# The task
Every entry here needs to be repeated exactly.

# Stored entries
—————
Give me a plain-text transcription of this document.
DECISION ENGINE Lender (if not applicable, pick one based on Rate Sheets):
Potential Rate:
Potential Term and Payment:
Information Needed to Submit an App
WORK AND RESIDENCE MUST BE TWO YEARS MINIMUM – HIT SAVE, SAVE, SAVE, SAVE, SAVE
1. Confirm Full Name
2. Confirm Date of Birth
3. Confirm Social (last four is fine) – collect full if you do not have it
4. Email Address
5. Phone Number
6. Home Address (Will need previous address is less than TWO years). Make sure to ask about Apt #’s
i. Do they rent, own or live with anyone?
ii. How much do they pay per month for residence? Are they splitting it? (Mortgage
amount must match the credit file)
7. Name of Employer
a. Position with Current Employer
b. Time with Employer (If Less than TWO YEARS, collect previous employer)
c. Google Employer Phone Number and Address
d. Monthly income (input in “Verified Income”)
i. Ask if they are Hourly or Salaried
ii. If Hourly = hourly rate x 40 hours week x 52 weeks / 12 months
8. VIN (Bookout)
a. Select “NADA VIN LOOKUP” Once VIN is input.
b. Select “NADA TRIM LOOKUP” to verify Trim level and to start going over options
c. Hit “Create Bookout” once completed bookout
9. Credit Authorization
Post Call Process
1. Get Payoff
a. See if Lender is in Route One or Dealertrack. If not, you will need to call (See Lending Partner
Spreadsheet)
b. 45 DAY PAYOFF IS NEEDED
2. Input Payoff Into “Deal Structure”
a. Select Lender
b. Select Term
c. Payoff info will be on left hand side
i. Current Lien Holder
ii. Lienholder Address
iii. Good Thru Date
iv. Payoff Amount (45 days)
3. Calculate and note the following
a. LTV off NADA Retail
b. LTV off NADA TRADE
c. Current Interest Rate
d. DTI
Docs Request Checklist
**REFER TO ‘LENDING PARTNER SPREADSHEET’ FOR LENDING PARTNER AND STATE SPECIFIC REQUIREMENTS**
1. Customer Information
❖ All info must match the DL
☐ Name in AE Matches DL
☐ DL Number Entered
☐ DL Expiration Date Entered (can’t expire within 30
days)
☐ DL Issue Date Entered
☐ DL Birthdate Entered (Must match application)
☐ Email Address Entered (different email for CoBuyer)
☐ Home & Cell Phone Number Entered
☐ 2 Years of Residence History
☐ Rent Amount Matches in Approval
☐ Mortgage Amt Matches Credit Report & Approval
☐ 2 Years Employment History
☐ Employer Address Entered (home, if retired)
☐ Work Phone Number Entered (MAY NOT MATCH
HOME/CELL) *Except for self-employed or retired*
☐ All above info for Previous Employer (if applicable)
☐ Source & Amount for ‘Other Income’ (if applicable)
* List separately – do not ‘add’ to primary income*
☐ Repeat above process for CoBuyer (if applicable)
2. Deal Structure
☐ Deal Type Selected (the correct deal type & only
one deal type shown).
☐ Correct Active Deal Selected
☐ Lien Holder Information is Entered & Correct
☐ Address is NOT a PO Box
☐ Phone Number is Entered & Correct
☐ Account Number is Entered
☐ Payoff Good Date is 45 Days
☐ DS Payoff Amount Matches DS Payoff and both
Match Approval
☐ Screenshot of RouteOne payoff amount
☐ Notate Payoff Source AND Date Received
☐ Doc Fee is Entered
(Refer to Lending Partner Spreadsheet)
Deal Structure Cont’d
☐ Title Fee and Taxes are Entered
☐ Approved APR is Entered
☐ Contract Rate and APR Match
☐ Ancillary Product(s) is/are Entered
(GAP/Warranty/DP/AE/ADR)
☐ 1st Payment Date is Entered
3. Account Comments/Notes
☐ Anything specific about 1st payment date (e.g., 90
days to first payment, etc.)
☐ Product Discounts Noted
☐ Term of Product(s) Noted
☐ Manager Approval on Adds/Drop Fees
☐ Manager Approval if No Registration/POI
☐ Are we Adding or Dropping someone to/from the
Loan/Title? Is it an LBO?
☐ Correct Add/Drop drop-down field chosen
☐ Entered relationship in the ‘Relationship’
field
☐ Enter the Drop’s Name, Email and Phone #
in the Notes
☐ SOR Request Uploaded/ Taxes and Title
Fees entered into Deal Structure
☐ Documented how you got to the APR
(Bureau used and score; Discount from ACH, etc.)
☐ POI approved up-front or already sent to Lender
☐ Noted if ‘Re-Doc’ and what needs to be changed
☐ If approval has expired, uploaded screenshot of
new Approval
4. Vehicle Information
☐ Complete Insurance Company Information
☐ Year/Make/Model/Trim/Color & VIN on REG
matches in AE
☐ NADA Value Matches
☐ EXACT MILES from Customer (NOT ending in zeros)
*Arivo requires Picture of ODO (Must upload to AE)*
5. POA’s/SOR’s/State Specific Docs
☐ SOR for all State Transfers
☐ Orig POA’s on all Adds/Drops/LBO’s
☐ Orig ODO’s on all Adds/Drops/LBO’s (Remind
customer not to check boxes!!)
—————
# Correct result
Give me a plain-text transcription of this document.
DECISION ENGINE Lender (if not applicable, pick one based on Rate Sheets):
Potential Rate:
Potential Term and Payment:
Information Needed to Submit an App
WORK AND RESIDENCE MUST BE TWO YEARS MINIMUM – HIT SAVE, SAVE, SAVE, SAVE, SAVE
1. Confirm Full Name
2. Confirm Date of Birth
3. Confirm Social (last four is fine) – collect full if you do not have it
4. Email Address
5. Phone Number
6. Home Address (Will need previous address is less than TWO years). Make sure to ask about Apt #’s
i. Do they rent, own or live with anyone?
ii. How much do they pay per month for residence? Are they splitting it? (Mortgage
amount must match the credit file)
7. Name of Employer
a. Position with Current Employer
b. Time with Employer (If Less than TWO YEARS, collect previous employer)
c. Google Employer Phone Number and Address
d. Monthly income (input in “Verified Income”)
i. Ask if they are Hourly or Salaried
ii. If Hourly = hourly rate x 40 hours week x 52 weeks / 12 months
8. VIN (Bookout)
a. Select “NADA VIN LOOKUP” Once VIN is input.
b. Select “NADA TRIM LOOKUP” to verify Trim level and to start going over options
c. Hit “Create Bookout” once completed bookout
9. Credit Authorization
Post Call Process
1. Get Payoff
a. See if Lender is in Route One or Dealertrack. If not, you will need to call (See Lending Partner
Spreadsheet)
b. 45 DAY PAYOFF IS NEEDED
2. Input Payoff Into “Deal Structure”
a. Select Lender
b. Select Term
c. Payoff info will be on left hand side
i. Current Lien Holder
ii. Lienholder Address
iii. Good Thru Date
iv. Payoff Amount (45 days)
3. Calculate and note the following
a. LTV off NADA Retail
b. LTV off NADA TRADE
c. Current Interest Rate
d. DTI
Docs Request Checklist
**REFER TO ‘LENDING PARTNER SPREADSHEET’ FOR LENDING PARTNER AND STATE SPECIFIC REQUIREMENTS**
1. Customer Information
❖ All info must match the DL
☐ Name in AE Matches DL
☐ DL Number Entered
☐ DL Expiration Date Entered (can’t expire within 30
days)
☐ DL Issue Date Entered
☐ DL Birthdate Entered (Must match application)
☐ Email Address Entered (different email for CoBuyer)
☐ Home & Cell Phone Number Entered
☐ 2 Years of Residence History
☐ Rent Amount Matches in Approval
☐ Mortgage Amt Matches Credit Report & Approval
☐ 2 Years Employment History
☐ Employer Address Entered (home, if retired)
☐ Work Phone Number Entered (MAY NOT MATCH
HOME/CELL) *Except for self-employed or retired*
☐ All above info for Previous Employer (if applicable)
☐ Source & Amount for ‘Other Income’ (if applicable)
* List separately – do not ‘add’ to primary income*
☐ Repeat above process for CoBuyer (if applicable)
2. Deal Structure
☐ Deal Type Selected (the correct deal type & only
one deal type shown).
☐ Correct Active Deal Selected
☐ Lien Holder Information is Entered & Correct
☐ Address is NOT a PO Box
☐ Phone Number is Entered & Correct
☐ Account Number is Entered
☐ Payoff Good Date is 45 Days
☐ DS Payoff Amount Matches DS Payoff and both
Match Approval
☐ Screenshot of RouteOne payoff amount
☐ Notate Payoff Source AND Date Received
☐ Doc Fee is Entered
(Refer to Lending Partner Spreadsheet)
Deal Structure Cont’d
☐ Title Fee and Taxes are Entered
☐ Approved APR is Entered
☐ Contract Rate and APR Match
☐ Ancillary Product(s) is/are Entered
(GAP/Warranty/DP/AE/ADR)
☐ 1st Payment Date is Entered
3. Account Comments/Notes
☐ Anything specific about 1st payment date (e.g., 90
days to first payment, etc.)
☐ Product Discounts Noted
☐ Term of Product(s) Noted
☐ Manager Approval on Adds/Drop Fees
☐ Manager Approval if No Registration/POI
☐ Are we Adding or Dropping someone to/from the
Loan/Title? Is it an LBO?
☐ Correct Add/Drop drop-down field chosen
☐ Entered relationship in the ‘Relationship’
field
☐ Enter the Drop’s Name, Email and Phone #
in the Notes
☐ SOR Request Uploaded/ Taxes and Title
Fees entered into Deal Structure
☐ Documented how you got to the APR
(Bureau used and score; Discount from ACH, etc.)
☐ POI approved up-front or already sent to Lender
☐ Noted if ‘Re-Doc’ and what needs to be changed
☐ If approval has expired, uploaded screenshot of
new Approval
4. Vehicle Information
☐ Complete Insurance Company Information
☐ Year/Make/Model/Trim/Color & VIN on REG
matches in AE
☐ NADA Value Matches
☐ EXACT MILES from Customer (NOT ending in zeros)
*Arivo requires Picture of ODO (Must upload to AE)*
5. POA’s/SOR’s/State Specific Docs
☐ SOR for all State Transfers
☐ Orig POA’s on all Adds/Drops/LBO’s
☐ Orig ODO’s on all Adds/Drops/LBO’s (Remind
customer not to check boxes!!)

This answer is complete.